BEGIN Record extracts
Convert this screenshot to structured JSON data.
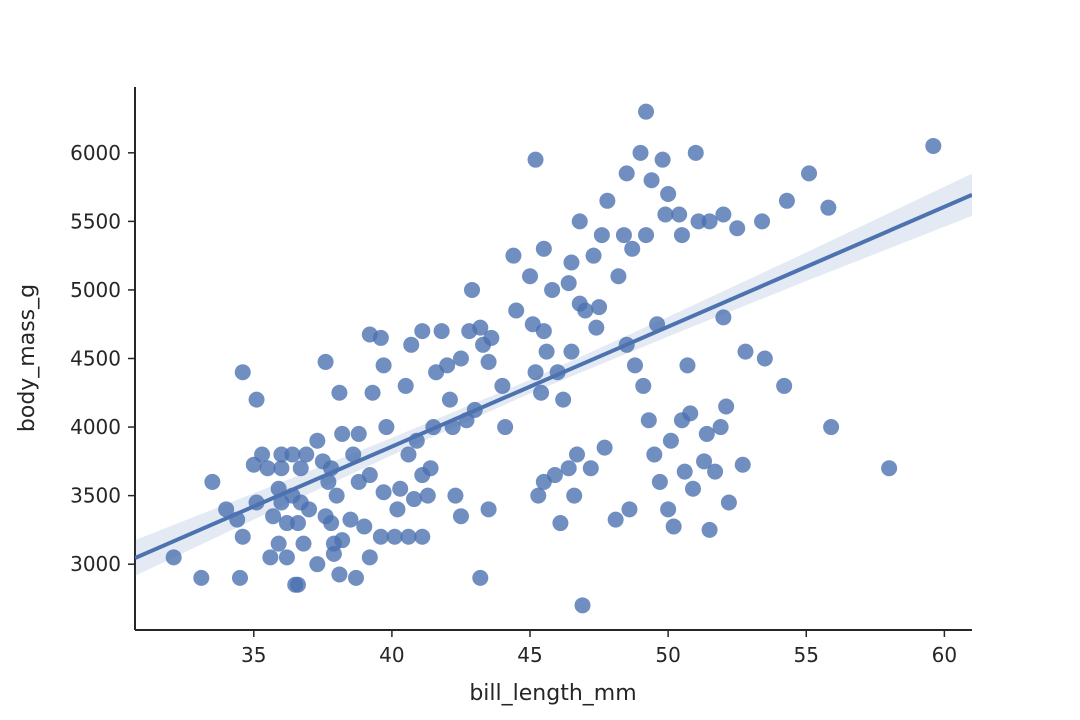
{
  "chart_data": {
    "type": "scatter",
    "xlabel": "bill_length_mm",
    "ylabel": "body_mass_g",
    "color": "#4c72b0",
    "xlim": [
      30.7,
      61.0
    ],
    "ylim": [
      2520,
      6480
    ],
    "xticks": [
      35,
      40,
      45,
      50,
      55,
      60
    ],
    "yticks": [
      3000,
      3500,
      4000,
      4500,
      5000,
      5500,
      6000
    ],
    "x": [
      32.1,
      33.1,
      33.5,
      34,
      34.4,
      34.5,
      34.6,
      34.6,
      35.1,
      35,
      35.1,
      35.3,
      35.5,
      35.6,
      35.7,
      35.9,
      35.9,
      36,
      36,
      36,
      36.2,
      36.2,
      36.4,
      36.4,
      36.5,
      36.6,
      36.6,
      36.7,
      36.7,
      36.8,
      36.9,
      37,
      37.3,
      37.3,
      37.5,
      37.6,
      37.6,
      37.7,
      37.8,
      37.8,
      37.9,
      37.9,
      38,
      38.1,
      38.1,
      38.2,
      38.2,
      38.5,
      38.6,
      38.7,
      38.8,
      38.8,
      39,
      39.2,
      39.2,
      39.2,
      39.3,
      39.6,
      39.6,
      39.7,
      39.7,
      39.8,
      40.1,
      40.2,
      40.3,
      40.5,
      40.6,
      40.6,
      40.7,
      40.8,
      40.9,
      41.1,
      41.1,
      41.1,
      41.3,
      41.4,
      41.5,
      41.6,
      41.8,
      42,
      42.1,
      42.2,
      42.3,
      42.5,
      42.5,
      42.7,
      42.8,
      42.9,
      43,
      43.2,
      43.2,
      43.3,
      43.5,
      43.5,
      43.6,
      44,
      44.1,
      44.4,
      44.5,
      45,
      45.1,
      45.2,
      45.2,
      45.3,
      45.4,
      45.5,
      45.5,
      45.5,
      45.6,
      45.8,
      45.9,
      46,
      46.1,
      46.2,
      46.4,
      46.4,
      46.5,
      46.5,
      46.6,
      46.7,
      46.8,
      46.8,
      46.9,
      47,
      47.2,
      47.3,
      47.4,
      47.5,
      47.6,
      47.7,
      47.8,
      48.1,
      48.2,
      48.4,
      48.5,
      48.5,
      48.6,
      48.7,
      48.8,
      49,
      49.1,
      49.2,
      49.2,
      49.3,
      49.4,
      49.5,
      49.6,
      49.7,
      49.8,
      49.9,
      50,
      50,
      50.1,
      50.2,
      50.4,
      50.5,
      50.5,
      50.6,
      50.7,
      50.8,
      50.9,
      51,
      51.1,
      51.3,
      51.4,
      51.5,
      51.5,
      51.7,
      51.9,
      52,
      52,
      52.1,
      52.2,
      52.5,
      52.7,
      52.8,
      53.4,
      53.5,
      54.2,
      54.3,
      55.1,
      55.8,
      55.9,
      58,
      59.6
    ],
    "values": [
      3050,
      2900,
      3600,
      3400,
      3325,
      2900,
      4400,
      3200,
      4200,
      3725,
      3450,
      3800,
      3700,
      3050,
      3350,
      3150,
      3550,
      3800,
      3700,
      3450,
      3300,
      3050,
      3800,
      3500,
      2850,
      2850,
      3300,
      3700,
      3450,
      3150,
      3800,
      3400,
      3900,
      3000,
      3750,
      3350,
      4475,
      3600,
      3700,
      3300,
      3150,
      3075,
      3500,
      2925,
      4250,
      3175,
      3950,
      3325,
      3800,
      2900,
      3600,
      3950,
      3275,
      3050,
      3650,
      4675,
      4250,
      3200,
      4650,
      4450,
      3525,
      4000,
      3200,
      3400,
      3550,
      4300,
      3800,
      3200,
      4600,
      3475,
      3900,
      4700,
      3200,
      3650,
      3500,
      3700,
      4000,
      4400,
      4700,
      4450,
      4200,
      4000,
      3500,
      4500,
      3350,
      4050,
      4700,
      5000,
      4125,
      4725,
      2900,
      4600,
      4475,
      3400,
      4650,
      4300,
      4000,
      5250,
      4850,
      5100,
      4750,
      5950,
      4400,
      3500,
      4250,
      5300,
      4700,
      3600,
      4550,
      5000,
      3650,
      4400,
      3300,
      4200,
      5050,
      3700,
      5200,
      4550,
      3500,
      3800,
      5500,
      4900,
      2700,
      4850,
      3700,
      5250,
      4725,
      4875,
      5400,
      3850,
      5650,
      3325,
      5100,
      5400,
      5850,
      4600,
      3400,
      5300,
      4450,
      6000,
      4300,
      5400,
      6300,
      4050,
      5800,
      3800,
      4750,
      3600,
      5950,
      5550,
      3400,
      5700,
      3900,
      3275,
      5550,
      5400,
      4050,
      3675,
      4450,
      4100,
      3550,
      6000,
      5500,
      3750,
      3950,
      5500,
      3250,
      3675,
      4000,
      5550,
      4800,
      4150,
      3450,
      5450,
      3725,
      4550,
      5500,
      4500,
      4300,
      5650,
      5850,
      5600,
      4000,
      3700,
      6050
    ],
    "regression": {
      "x": [
        30.7,
        35,
        40,
        45,
        50,
        55,
        61.0
      ],
      "y": [
        3045,
        3421,
        3858,
        4295,
        4732,
        5169,
        5694
      ],
      "ci_lower": [
        2915,
        3325,
        3795,
        4245,
        4660,
        5065,
        5540
      ],
      "ci_upper": [
        3175,
        3517,
        3921,
        4345,
        4804,
        5273,
        5848
      ]
    }
  }
}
END Record extracts
All of the data above should be quoted exactly, except for the pictures.

Convert this screenshot to structured JSON data.
{
  "chart_data": {
    "type": "scatter",
    "xlabel": "bill_length_mm",
    "ylabel": "body_mass_g",
    "color": "#4c72b0",
    "xlim": [
      30.7,
      61.0
    ],
    "ylim": [
      2520,
      6480
    ],
    "xticks": [
      35,
      40,
      45,
      50,
      55,
      60
    ],
    "yticks": [
      3000,
      3500,
      4000,
      4500,
      5000,
      5500,
      6000
    ],
    "x": [
      32.1,
      33.1,
      33.5,
      34,
      34.4,
      34.5,
      34.6,
      34.6,
      35.1,
      35,
      35.1,
      35.3,
      35.5,
      35.6,
      35.7,
      35.9,
      35.9,
      36,
      36,
      36,
      36.2,
      36.2,
      36.4,
      36.4,
      36.5,
      36.6,
      36.6,
      36.7,
      36.7,
      36.8,
      36.9,
      37,
      37.3,
      37.3,
      37.5,
      37.6,
      37.6,
      37.7,
      37.8,
      37.8,
      37.9,
      37.9,
      38,
      38.1,
      38.1,
      38.2,
      38.2,
      38.5,
      38.6,
      38.7,
      38.8,
      38.8,
      39,
      39.2,
      39.2,
      39.2,
      39.3,
      39.6,
      39.6,
      39.7,
      39.7,
      39.8,
      40.1,
      40.2,
      40.3,
      40.5,
      40.6,
      40.6,
      40.7,
      40.8,
      40.9,
      41.1,
      41.1,
      41.1,
      41.3,
      41.4,
      41.5,
      41.6,
      41.8,
      42,
      42.1,
      42.2,
      42.3,
      42.5,
      42.5,
      42.7,
      42.8,
      42.9,
      43,
      43.2,
      43.2,
      43.3,
      43.5,
      43.5,
      43.6,
      44,
      44.1,
      44.4,
      44.5,
      45,
      45.1,
      45.2,
      45.2,
      45.3,
      45.4,
      45.5,
      45.5,
      45.5,
      45.6,
      45.8,
      45.9,
      46,
      46.1,
      46.2,
      46.4,
      46.4,
      46.5,
      46.5,
      46.6,
      46.7,
      46.8,
      46.8,
      46.9,
      47,
      47.2,
      47.3,
      47.4,
      47.5,
      47.6,
      47.7,
      47.8,
      48.1,
      48.2,
      48.4,
      48.5,
      48.5,
      48.6,
      48.7,
      48.8,
      49,
      49.1,
      49.2,
      49.2,
      49.3,
      49.4,
      49.5,
      49.6,
      49.7,
      49.8,
      49.9,
      50,
      50,
      50.1,
      50.2,
      50.4,
      50.5,
      50.5,
      50.6,
      50.7,
      50.8,
      50.9,
      51,
      51.1,
      51.3,
      51.4,
      51.5,
      51.5,
      51.7,
      51.9,
      52,
      52,
      52.1,
      52.2,
      52.5,
      52.7,
      52.8,
      53.4,
      53.5,
      54.2,
      54.3,
      55.1,
      55.8,
      55.9,
      58,
      59.6
    ],
    "values": [
      3050,
      2900,
      3600,
      3400,
      3325,
      2900,
      4400,
      3200,
      4200,
      3725,
      3450,
      3800,
      3700,
      3050,
      3350,
      3150,
      3550,
      3800,
      3700,
      3450,
      3300,
      3050,
      3800,
      3500,
      2850,
      2850,
      3300,
      3700,
      3450,
      3150,
      3800,
      3400,
      3900,
      3000,
      3750,
      3350,
      4475,
      3600,
      3700,
      3300,
      3150,
      3075,
      3500,
      2925,
      4250,
      3175,
      3950,
      3325,
      3800,
      2900,
      3600,
      3950,
      3275,
      3050,
      3650,
      4675,
      4250,
      3200,
      4650,
      4450,
      3525,
      4000,
      3200,
      3400,
      3550,
      4300,
      3800,
      3200,
      4600,
      3475,
      3900,
      4700,
      3200,
      3650,
      3500,
      3700,
      4000,
      4400,
      4700,
      4450,
      4200,
      4000,
      3500,
      4500,
      3350,
      4050,
      4700,
      5000,
      4125,
      4725,
      2900,
      4600,
      4475,
      3400,
      4650,
      4300,
      4000,
      5250,
      4850,
      5100,
      4750,
      5950,
      4400,
      3500,
      4250,
      5300,
      4700,
      3600,
      4550,
      5000,
      3650,
      4400,
      3300,
      4200,
      5050,
      3700,
      5200,
      4550,
      3500,
      3800,
      5500,
      4900,
      2700,
      4850,
      3700,
      5250,
      4725,
      4875,
      5400,
      3850,
      5650,
      3325,
      5100,
      5400,
      5850,
      4600,
      3400,
      5300,
      4450,
      6000,
      4300,
      5400,
      6300,
      4050,
      5800,
      3800,
      4750,
      3600,
      5950,
      5550,
      3400,
      5700,
      3900,
      3275,
      5550,
      5400,
      4050,
      3675,
      4450,
      4100,
      3550,
      6000,
      5500,
      3750,
      3950,
      5500,
      3250,
      3675,
      4000,
      5550,
      4800,
      4150,
      3450,
      5450,
      3725,
      4550,
      5500,
      4500,
      4300,
      5650,
      5850,
      5600,
      4000,
      3700,
      6050
    ],
    "regression": {
      "x": [
        30.7,
        35,
        40,
        45,
        50,
        55,
        61.0
      ],
      "y": [
        3045,
        3421,
        3858,
        4295,
        4732,
        5169,
        5694
      ],
      "ci_lower": [
        2915,
        3325,
        3795,
        4245,
        4660,
        5065,
        5540
      ],
      "ci_upper": [
        3175,
        3517,
        3921,
        4345,
        4804,
        5273,
        5848
      ]
    }
  }
}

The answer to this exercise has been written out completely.